_Set problem_
Transcribe the entries that follow exactly as they appear, minus pictures.

_Records supplied_
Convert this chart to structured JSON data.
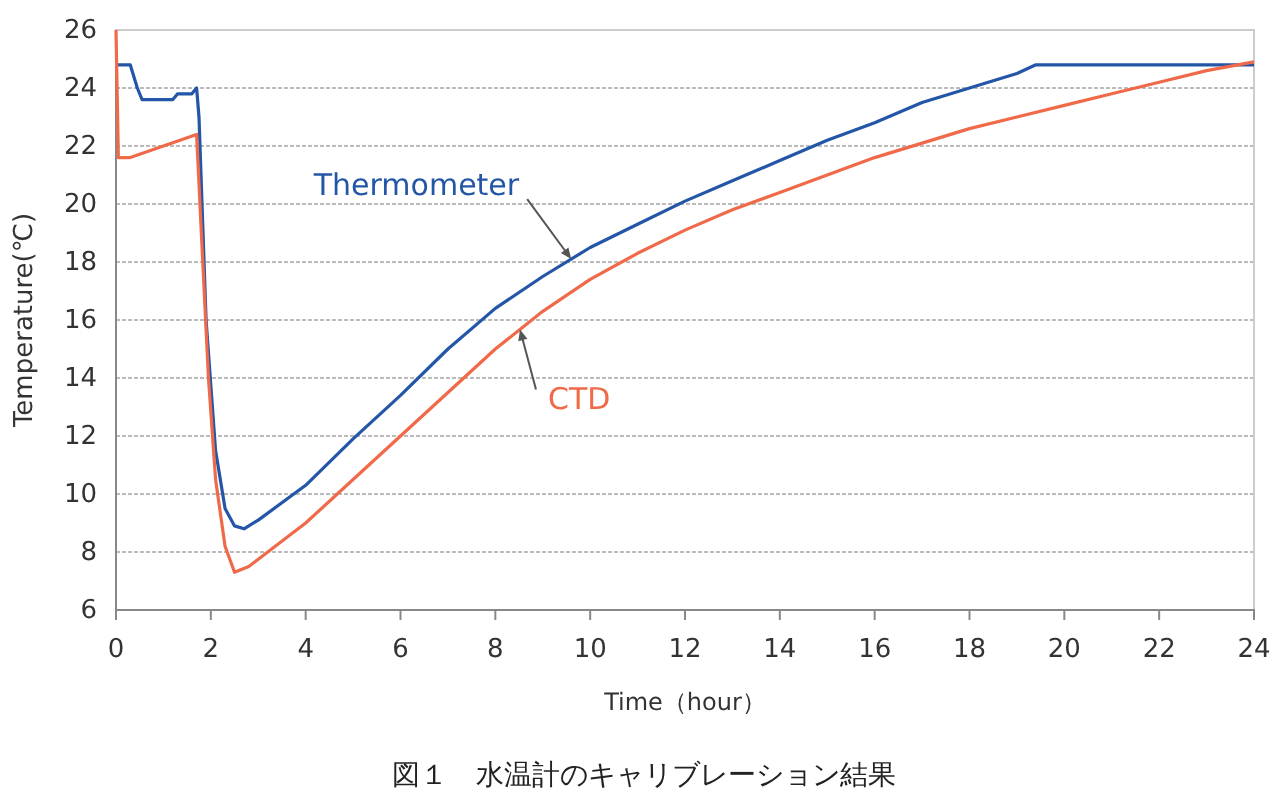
{
  "chart_data": {
    "type": "line",
    "xlabel": "Time（hour）",
    "ylabel": "Temperature(℃)",
    "xlim": [
      0,
      24
    ],
    "xticks": [
      0,
      2,
      4,
      6,
      8,
      10,
      12,
      14,
      16,
      18,
      20,
      22,
      24
    ],
    "ylim": [
      6,
      26
    ],
    "yticks": [
      6,
      8,
      10,
      12,
      14,
      16,
      18,
      20,
      22,
      24,
      26
    ],
    "grid": "y",
    "annotations": [
      "図１　水温計のキャリブレーション結果"
    ],
    "series": [
      {
        "name": "Thermometer",
        "color": "#2456a8",
        "x": [
          0,
          0.3,
          0.45,
          0.55,
          1.2,
          1.3,
          1.6,
          1.7,
          1.75,
          1.9,
          2.1,
          2.3,
          2.5,
          2.7,
          3.0,
          4,
          5,
          6,
          7,
          8,
          9,
          10,
          11,
          12,
          13,
          14,
          15,
          16,
          17,
          18,
          19,
          19.4,
          24
        ],
        "values": [
          24.8,
          24.8,
          24.0,
          23.6,
          23.6,
          23.8,
          23.8,
          24.0,
          23.0,
          16,
          11.5,
          9.5,
          8.9,
          8.8,
          9.1,
          10.3,
          11.9,
          13.4,
          15.0,
          16.4,
          17.5,
          18.5,
          19.3,
          20.1,
          20.8,
          21.5,
          22.2,
          22.8,
          23.5,
          24.0,
          24.5,
          24.8,
          24.8
        ]
      },
      {
        "name": "CTD",
        "color": "#f06a4a",
        "x": [
          0,
          0.05,
          0.3,
          1,
          1.7,
          1.8,
          1.95,
          2.1,
          2.3,
          2.5,
          2.8,
          3.2,
          4,
          5,
          6,
          7,
          8,
          9,
          10,
          11,
          12,
          13,
          14,
          15,
          16,
          17,
          18,
          19,
          20,
          21,
          22,
          23,
          24
        ],
        "values": [
          26,
          21.6,
          21.6,
          22.0,
          22.4,
          19,
          14,
          10.5,
          8.2,
          7.3,
          7.5,
          8.0,
          9.0,
          10.5,
          12.0,
          13.5,
          15.0,
          16.3,
          17.4,
          18.3,
          19.1,
          19.8,
          20.4,
          21.0,
          21.6,
          22.1,
          22.6,
          23.0,
          23.4,
          23.8,
          24.2,
          24.6,
          24.9
        ]
      }
    ]
  }
}
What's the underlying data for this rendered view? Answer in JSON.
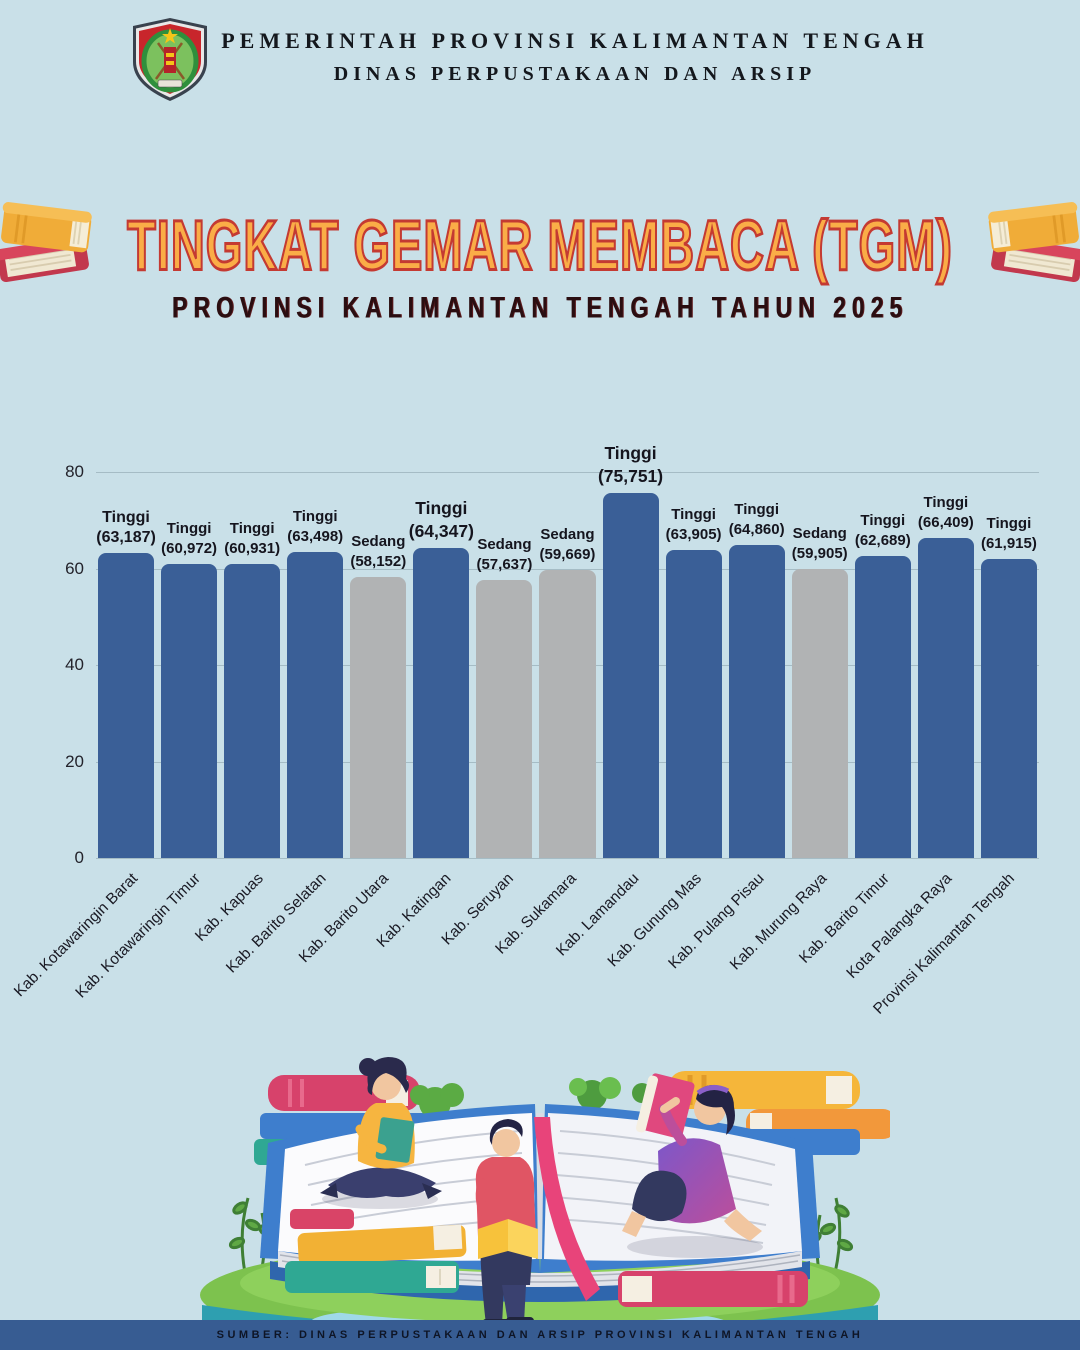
{
  "header": {
    "line1": "PEMERINTAH PROVINSI KALIMANTAN TENGAH",
    "line2": "DINAS PERPUSTAKAAN DAN ARSIP",
    "logo": "kalimantan-tengah-coat-of-arms"
  },
  "title": {
    "main": "TINGKAT GEMAR MEMBACA (TGM)",
    "subtitle": "PROVINSI KALIMANTAN TENGAH TAHUN 2025",
    "left_icon": "stacked-books-icon",
    "right_icon": "stacked-books-icon",
    "title_color": "#FAAD47",
    "title_outline_color": "#C43A32",
    "subtitle_color": "#2A0E11"
  },
  "chart_data": {
    "type": "bar",
    "title": "Tingkat Gemar Membaca (TGM) Provinsi Kalimantan Tengah Tahun 2025",
    "categories": [
      "Kab. Kotawaringin Barat",
      "Kab. Kotawaringin Timur",
      "Kab. Kapuas",
      "Kab. Barito Selatan",
      "Kab. Barito Utara",
      "Kab. Katingan",
      "Kab. Seruyan",
      "Kab. Sukamara",
      "Kab. Lamandau",
      "Kab. Gunung Mas",
      "Kab. Pulang Pisau",
      "Kab. Murung Raya",
      "Kab. Barito Timur",
      "Kota Palangka Raya",
      "Provinsi Kalimantan Tengah"
    ],
    "values": [
      63.187,
      60.972,
      60.931,
      63.498,
      58.152,
      64.347,
      57.637,
      59.669,
      75.751,
      63.905,
      64.86,
      59.905,
      62.689,
      66.409,
      61.915
    ],
    "levels": [
      "Tinggi",
      "Tinggi",
      "Tinggi",
      "Tinggi",
      "Sedang",
      "Tinggi",
      "Sedang",
      "Sedang",
      "Tinggi",
      "Tinggi",
      "Tinggi",
      "Sedang",
      "Tinggi",
      "Tinggi",
      "Tinggi"
    ],
    "value_labels": [
      "(63,187)",
      "(60,972)",
      "(60,931)",
      "(63,498)",
      "(58,152)",
      "(64,347)",
      "(57,637)",
      "(59,669)",
      "(75,751)",
      "(63,905)",
      "(64,860)",
      "(59,905)",
      "(62,689)",
      "(66,409)",
      "(61,915)"
    ],
    "xlabel": "",
    "ylabel": "",
    "ylim": [
      0,
      80
    ],
    "yticks": [
      0,
      20,
      40,
      60,
      80
    ],
    "grid": true,
    "legend_position": "none",
    "colors": {
      "tinggi": "#3A5F97",
      "sedang": "#B1B3B4"
    },
    "background_color": "#C9E0E8"
  },
  "footer": {
    "source": "SUMBER: DINAS PERPUSTAKAAN DAN ARSIP PROVINSI KALIMANTAN TENGAH",
    "bar_color": "#375C92"
  }
}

_Response_
Convert this chart to structured JSON data.
{
  "chart_data": {
    "type": "line",
    "xlabel": "Time（hour）",
    "ylabel": "Temperature(℃)",
    "xlim": [
      0,
      24
    ],
    "xticks": [
      0,
      2,
      4,
      6,
      8,
      10,
      12,
      14,
      16,
      18,
      20,
      22,
      24
    ],
    "ylim": [
      6,
      26
    ],
    "yticks": [
      6,
      8,
      10,
      12,
      14,
      16,
      18,
      20,
      22,
      24,
      26
    ],
    "grid": "y",
    "annotations": [
      "図１　水温計のキャリブレーション結果"
    ],
    "series": [
      {
        "name": "Thermometer",
        "color": "#2456a8",
        "x": [
          0,
          0.3,
          0.45,
          0.55,
          1.2,
          1.3,
          1.6,
          1.7,
          1.75,
          1.9,
          2.1,
          2.3,
          2.5,
          2.7,
          3.0,
          4,
          5,
          6,
          7,
          8,
          9,
          10,
          11,
          12,
          13,
          14,
          15,
          16,
          17,
          18,
          19,
          19.4,
          24
        ],
        "values": [
          24.8,
          24.8,
          24.0,
          23.6,
          23.6,
          23.8,
          23.8,
          24.0,
          23.0,
          16,
          11.5,
          9.5,
          8.9,
          8.8,
          9.1,
          10.3,
          11.9,
          13.4,
          15.0,
          16.4,
          17.5,
          18.5,
          19.3,
          20.1,
          20.8,
          21.5,
          22.2,
          22.8,
          23.5,
          24.0,
          24.5,
          24.8,
          24.8
        ]
      },
      {
        "name": "CTD",
        "color": "#f06a4a",
        "x": [
          0,
          0.05,
          0.3,
          1,
          1.7,
          1.8,
          1.95,
          2.1,
          2.3,
          2.5,
          2.8,
          3.2,
          4,
          5,
          6,
          7,
          8,
          9,
          10,
          11,
          12,
          13,
          14,
          15,
          16,
          17,
          18,
          19,
          20,
          21,
          22,
          23,
          24
        ],
        "values": [
          26,
          21.6,
          21.6,
          22.0,
          22.4,
          19,
          14,
          10.5,
          8.2,
          7.3,
          7.5,
          8.0,
          9.0,
          10.5,
          12.0,
          13.5,
          15.0,
          16.3,
          17.4,
          18.3,
          19.1,
          19.8,
          20.4,
          21.0,
          21.6,
          22.1,
          22.6,
          23.0,
          23.4,
          23.8,
          24.2,
          24.6,
          24.9
        ]
      }
    ]
  }
}
What's the underlying data for this rendered view? Answer in JSON.
{
  "header": {
    "line1": "PEMERINTAH PROVINSI KALIMANTAN TENGAH",
    "line2": "DINAS PERPUSTAKAAN DAN ARSIP",
    "logo": "kalimantan-tengah-coat-of-arms"
  },
  "title": {
    "main": "TINGKAT GEMAR MEMBACA (TGM)",
    "subtitle": "PROVINSI KALIMANTAN TENGAH TAHUN 2025",
    "left_icon": "stacked-books-icon",
    "right_icon": "stacked-books-icon",
    "title_color": "#FAAD47",
    "title_outline_color": "#C43A32",
    "subtitle_color": "#2A0E11"
  },
  "chart_data": {
    "type": "bar",
    "title": "Tingkat Gemar Membaca (TGM) Provinsi Kalimantan Tengah Tahun 2025",
    "categories": [
      "Kab. Kotawaringin Barat",
      "Kab. Kotawaringin Timur",
      "Kab. Kapuas",
      "Kab. Barito Selatan",
      "Kab. Barito Utara",
      "Kab. Katingan",
      "Kab. Seruyan",
      "Kab. Sukamara",
      "Kab. Lamandau",
      "Kab. Gunung Mas",
      "Kab. Pulang Pisau",
      "Kab. Murung Raya",
      "Kab. Barito Timur",
      "Kota Palangka Raya",
      "Provinsi Kalimantan Tengah"
    ],
    "values": [
      63.187,
      60.972,
      60.931,
      63.498,
      58.152,
      64.347,
      57.637,
      59.669,
      75.751,
      63.905,
      64.86,
      59.905,
      62.689,
      66.409,
      61.915
    ],
    "levels": [
      "Tinggi",
      "Tinggi",
      "Tinggi",
      "Tinggi",
      "Sedang",
      "Tinggi",
      "Sedang",
      "Sedang",
      "Tinggi",
      "Tinggi",
      "Tinggi",
      "Sedang",
      "Tinggi",
      "Tinggi",
      "Tinggi"
    ],
    "value_labels": [
      "(63,187)",
      "(60,972)",
      "(60,931)",
      "(63,498)",
      "(58,152)",
      "(64,347)",
      "(57,637)",
      "(59,669)",
      "(75,751)",
      "(63,905)",
      "(64,860)",
      "(59,905)",
      "(62,689)",
      "(66,409)",
      "(61,915)"
    ],
    "xlabel": "",
    "ylabel": "",
    "ylim": [
      0,
      80
    ],
    "yticks": [
      0,
      20,
      40,
      60,
      80
    ],
    "grid": true,
    "legend_position": "none",
    "colors": {
      "tinggi": "#3A5F97",
      "sedang": "#B1B3B4"
    },
    "background_color": "#C9E0E8"
  },
  "footer": {
    "source": "SUMBER: DINAS PERPUSTAKAAN DAN ARSIP PROVINSI KALIMANTAN TENGAH",
    "bar_color": "#375C92"
  }
}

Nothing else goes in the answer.